*TASK PROMPT:*
Find how many lines contain the word "text" and state that number alone.

*PROVIDED MATERIAL:*
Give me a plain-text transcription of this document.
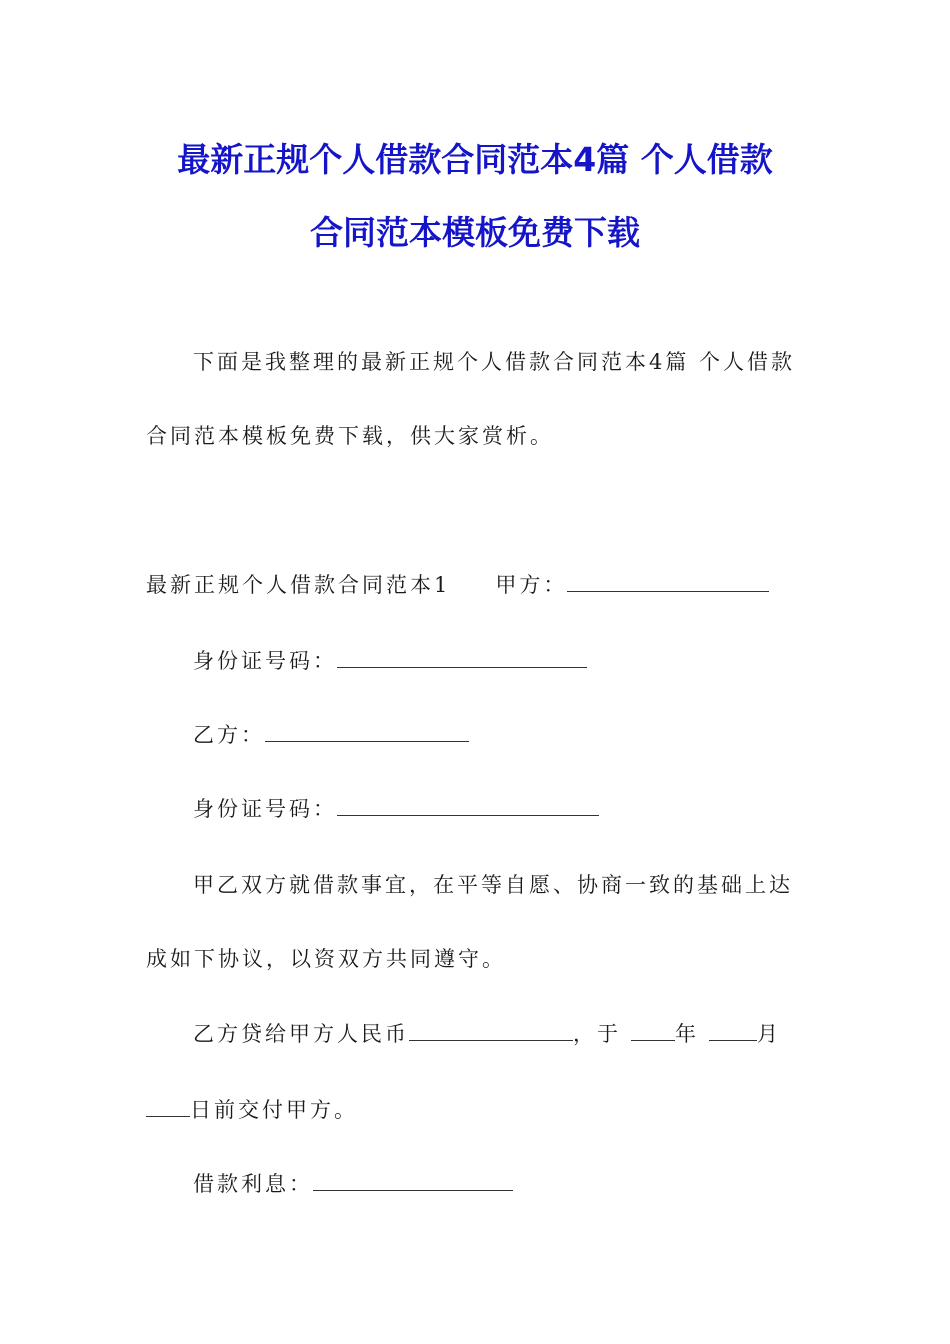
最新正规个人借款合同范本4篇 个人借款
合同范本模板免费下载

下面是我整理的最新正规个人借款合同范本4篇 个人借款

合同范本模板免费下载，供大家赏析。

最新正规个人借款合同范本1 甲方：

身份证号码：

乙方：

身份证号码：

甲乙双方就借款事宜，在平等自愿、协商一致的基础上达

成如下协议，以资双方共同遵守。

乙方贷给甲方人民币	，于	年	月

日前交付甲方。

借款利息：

...

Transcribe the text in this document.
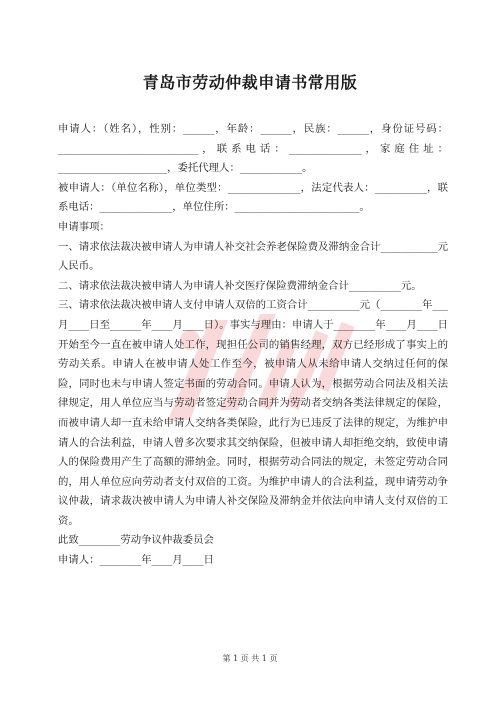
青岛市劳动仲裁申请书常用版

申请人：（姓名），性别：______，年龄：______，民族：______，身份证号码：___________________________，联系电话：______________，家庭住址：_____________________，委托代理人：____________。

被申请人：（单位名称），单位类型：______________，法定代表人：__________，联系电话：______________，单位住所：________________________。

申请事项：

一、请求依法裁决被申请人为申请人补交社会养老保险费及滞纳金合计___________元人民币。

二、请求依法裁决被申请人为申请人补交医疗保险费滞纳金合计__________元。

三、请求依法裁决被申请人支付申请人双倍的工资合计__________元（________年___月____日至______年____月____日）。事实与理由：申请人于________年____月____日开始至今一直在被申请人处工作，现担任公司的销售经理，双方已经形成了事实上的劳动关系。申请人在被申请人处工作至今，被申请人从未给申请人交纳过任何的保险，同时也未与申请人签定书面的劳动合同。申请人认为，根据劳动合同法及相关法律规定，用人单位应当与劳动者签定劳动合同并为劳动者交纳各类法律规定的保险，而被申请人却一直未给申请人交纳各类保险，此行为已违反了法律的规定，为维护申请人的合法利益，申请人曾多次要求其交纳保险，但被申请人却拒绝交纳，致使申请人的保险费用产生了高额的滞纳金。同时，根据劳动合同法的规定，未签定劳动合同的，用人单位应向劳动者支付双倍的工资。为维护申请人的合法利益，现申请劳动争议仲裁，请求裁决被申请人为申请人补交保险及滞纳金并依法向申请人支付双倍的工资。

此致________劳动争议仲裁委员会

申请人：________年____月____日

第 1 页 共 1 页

*RESULT FOR THIS TASK:*
2